--- AVAILABLE DATA ---
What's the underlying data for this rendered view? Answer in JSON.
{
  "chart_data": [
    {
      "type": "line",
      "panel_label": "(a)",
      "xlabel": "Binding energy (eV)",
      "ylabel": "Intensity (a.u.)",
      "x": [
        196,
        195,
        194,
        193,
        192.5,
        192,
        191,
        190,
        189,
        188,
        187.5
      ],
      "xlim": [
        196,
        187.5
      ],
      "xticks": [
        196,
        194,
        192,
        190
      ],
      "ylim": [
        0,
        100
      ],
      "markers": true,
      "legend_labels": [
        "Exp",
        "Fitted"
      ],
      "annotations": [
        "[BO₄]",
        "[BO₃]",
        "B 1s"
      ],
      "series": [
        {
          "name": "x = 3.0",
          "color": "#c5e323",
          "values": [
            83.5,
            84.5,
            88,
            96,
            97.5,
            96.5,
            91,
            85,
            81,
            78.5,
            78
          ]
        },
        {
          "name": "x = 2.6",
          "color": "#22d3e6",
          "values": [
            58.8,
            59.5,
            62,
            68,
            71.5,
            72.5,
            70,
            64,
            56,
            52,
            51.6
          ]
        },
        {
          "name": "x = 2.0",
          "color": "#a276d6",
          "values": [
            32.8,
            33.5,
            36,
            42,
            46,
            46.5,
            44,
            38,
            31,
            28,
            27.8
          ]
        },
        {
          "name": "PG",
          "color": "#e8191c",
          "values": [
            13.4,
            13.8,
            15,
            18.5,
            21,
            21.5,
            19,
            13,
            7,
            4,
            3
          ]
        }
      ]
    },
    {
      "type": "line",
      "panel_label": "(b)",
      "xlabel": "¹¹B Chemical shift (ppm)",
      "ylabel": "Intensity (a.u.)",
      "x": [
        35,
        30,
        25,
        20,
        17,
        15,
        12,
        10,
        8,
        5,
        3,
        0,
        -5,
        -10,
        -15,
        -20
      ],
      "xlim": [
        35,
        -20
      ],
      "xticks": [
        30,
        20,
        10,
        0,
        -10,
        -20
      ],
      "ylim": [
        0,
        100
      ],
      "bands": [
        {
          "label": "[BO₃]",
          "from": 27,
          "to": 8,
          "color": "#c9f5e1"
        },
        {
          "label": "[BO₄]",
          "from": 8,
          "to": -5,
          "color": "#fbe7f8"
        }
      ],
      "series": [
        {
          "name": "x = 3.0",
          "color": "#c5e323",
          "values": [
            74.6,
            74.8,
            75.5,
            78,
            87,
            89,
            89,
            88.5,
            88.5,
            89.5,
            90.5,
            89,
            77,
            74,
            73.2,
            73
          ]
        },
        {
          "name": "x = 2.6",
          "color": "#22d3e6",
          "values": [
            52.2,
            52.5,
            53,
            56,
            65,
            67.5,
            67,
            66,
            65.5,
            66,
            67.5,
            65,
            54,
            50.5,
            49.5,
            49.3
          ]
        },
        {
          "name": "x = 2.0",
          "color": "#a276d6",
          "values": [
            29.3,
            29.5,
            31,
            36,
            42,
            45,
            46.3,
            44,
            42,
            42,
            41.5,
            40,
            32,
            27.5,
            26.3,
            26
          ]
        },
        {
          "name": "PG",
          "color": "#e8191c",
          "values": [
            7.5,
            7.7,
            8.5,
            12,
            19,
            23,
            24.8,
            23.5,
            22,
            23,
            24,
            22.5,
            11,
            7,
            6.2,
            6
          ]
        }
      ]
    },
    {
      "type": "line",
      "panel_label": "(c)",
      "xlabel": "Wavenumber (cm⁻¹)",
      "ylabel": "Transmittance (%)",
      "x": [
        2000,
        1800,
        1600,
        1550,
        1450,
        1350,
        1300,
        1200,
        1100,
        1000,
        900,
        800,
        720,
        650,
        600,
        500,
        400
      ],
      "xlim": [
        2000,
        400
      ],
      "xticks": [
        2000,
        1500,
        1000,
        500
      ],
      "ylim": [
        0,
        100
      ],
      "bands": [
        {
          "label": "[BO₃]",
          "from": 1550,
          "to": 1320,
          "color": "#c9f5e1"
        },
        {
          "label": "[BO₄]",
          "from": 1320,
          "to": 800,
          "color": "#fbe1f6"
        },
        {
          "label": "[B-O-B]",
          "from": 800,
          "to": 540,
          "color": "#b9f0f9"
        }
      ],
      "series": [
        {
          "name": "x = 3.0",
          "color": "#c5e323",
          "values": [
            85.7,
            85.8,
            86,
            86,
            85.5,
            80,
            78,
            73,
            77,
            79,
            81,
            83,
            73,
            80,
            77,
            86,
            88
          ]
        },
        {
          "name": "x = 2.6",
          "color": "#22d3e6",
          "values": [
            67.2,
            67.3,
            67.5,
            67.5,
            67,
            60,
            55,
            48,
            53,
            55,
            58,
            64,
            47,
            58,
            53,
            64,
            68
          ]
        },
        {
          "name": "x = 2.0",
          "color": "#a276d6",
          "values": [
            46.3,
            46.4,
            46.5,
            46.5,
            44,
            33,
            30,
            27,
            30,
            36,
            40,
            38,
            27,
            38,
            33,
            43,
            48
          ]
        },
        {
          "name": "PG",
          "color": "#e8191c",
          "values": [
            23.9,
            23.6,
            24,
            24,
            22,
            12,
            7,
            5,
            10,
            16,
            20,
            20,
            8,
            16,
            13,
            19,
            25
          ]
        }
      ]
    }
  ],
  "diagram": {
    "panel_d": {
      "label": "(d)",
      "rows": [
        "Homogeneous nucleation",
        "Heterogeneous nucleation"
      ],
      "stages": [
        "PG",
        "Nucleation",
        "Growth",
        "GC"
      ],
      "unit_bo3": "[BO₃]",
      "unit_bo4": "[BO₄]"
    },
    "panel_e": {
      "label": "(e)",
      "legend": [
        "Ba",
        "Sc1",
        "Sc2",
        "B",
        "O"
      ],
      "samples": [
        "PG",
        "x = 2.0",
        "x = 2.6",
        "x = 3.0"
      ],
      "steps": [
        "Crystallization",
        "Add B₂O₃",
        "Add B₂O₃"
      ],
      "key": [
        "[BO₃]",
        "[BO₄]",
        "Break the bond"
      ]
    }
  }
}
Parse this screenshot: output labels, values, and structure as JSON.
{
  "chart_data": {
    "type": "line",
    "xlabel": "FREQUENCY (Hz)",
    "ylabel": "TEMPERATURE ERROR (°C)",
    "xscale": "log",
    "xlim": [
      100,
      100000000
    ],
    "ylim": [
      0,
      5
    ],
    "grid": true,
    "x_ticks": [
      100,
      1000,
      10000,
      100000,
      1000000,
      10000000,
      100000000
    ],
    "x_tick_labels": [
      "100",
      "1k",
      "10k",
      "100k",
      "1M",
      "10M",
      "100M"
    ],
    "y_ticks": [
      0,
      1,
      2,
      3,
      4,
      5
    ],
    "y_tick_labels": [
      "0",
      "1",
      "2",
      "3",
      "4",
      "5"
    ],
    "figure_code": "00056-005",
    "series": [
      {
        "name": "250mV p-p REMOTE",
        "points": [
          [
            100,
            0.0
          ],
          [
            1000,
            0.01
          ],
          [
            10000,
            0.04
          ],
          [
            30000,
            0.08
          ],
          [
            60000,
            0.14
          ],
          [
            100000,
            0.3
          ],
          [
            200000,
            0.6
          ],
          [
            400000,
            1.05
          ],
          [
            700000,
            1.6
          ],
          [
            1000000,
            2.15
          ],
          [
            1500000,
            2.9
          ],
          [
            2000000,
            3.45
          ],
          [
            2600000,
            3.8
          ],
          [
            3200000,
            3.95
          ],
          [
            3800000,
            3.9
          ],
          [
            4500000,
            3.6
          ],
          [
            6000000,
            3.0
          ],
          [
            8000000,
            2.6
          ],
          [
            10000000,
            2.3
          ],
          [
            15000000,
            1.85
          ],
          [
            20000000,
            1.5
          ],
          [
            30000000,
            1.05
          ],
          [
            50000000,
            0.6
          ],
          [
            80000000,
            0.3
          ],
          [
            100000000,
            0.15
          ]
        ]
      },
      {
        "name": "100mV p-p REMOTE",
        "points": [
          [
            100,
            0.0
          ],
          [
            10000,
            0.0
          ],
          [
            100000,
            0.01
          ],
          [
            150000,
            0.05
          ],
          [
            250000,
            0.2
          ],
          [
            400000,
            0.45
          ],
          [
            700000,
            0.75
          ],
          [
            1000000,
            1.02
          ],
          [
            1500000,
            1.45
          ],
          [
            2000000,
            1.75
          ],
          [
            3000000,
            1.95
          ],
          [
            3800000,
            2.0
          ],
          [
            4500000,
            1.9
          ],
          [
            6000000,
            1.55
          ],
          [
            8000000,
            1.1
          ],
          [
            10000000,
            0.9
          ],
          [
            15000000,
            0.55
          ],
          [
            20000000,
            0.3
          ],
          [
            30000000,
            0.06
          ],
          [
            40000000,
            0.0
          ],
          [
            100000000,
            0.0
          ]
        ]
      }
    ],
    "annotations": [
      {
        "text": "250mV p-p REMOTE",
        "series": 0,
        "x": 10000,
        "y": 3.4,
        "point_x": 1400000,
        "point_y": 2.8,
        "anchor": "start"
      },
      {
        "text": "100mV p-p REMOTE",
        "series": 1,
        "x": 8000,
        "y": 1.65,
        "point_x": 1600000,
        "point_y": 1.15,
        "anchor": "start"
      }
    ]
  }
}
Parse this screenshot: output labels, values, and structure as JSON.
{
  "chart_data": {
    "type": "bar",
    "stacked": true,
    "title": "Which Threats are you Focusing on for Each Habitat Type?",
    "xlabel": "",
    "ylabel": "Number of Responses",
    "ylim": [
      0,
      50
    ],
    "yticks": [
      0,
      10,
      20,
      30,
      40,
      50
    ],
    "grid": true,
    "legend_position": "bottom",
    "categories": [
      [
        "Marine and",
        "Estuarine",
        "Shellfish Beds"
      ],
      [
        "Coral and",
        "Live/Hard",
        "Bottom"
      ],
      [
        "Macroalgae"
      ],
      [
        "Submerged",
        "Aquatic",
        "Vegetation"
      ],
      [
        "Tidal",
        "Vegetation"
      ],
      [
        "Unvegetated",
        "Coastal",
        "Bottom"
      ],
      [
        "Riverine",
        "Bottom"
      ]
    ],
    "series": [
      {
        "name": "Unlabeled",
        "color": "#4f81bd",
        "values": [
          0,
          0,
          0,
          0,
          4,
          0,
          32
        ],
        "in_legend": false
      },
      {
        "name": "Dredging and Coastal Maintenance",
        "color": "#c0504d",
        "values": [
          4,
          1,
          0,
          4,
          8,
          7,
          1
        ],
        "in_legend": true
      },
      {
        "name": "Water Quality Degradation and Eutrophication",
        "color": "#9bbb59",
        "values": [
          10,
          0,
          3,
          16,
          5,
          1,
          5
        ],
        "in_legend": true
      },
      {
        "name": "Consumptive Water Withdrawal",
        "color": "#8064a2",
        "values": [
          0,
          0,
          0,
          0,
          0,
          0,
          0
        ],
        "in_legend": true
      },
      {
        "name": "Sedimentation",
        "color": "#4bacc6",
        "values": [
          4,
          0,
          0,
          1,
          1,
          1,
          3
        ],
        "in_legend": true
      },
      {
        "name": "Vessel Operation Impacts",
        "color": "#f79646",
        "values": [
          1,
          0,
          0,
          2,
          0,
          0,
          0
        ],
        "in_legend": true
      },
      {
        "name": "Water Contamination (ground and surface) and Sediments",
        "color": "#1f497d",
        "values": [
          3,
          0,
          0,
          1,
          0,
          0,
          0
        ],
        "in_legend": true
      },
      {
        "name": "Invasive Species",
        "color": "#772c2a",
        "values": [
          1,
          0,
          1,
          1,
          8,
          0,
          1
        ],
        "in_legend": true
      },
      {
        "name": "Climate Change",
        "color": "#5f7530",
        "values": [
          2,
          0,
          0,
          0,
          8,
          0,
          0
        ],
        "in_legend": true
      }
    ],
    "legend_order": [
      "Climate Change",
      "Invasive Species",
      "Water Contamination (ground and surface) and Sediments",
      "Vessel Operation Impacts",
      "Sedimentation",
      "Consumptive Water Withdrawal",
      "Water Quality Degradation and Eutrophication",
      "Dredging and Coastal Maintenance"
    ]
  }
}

--- AIM ---
Look through the data above. Each line containing the word "Sediments" needs to be copied.

--- SOLUTION TO THIS TASK ---
        "name": "Water Contamination (ground and surface) and Sediments",
      "Water Contamination (ground and surface) and Sediments",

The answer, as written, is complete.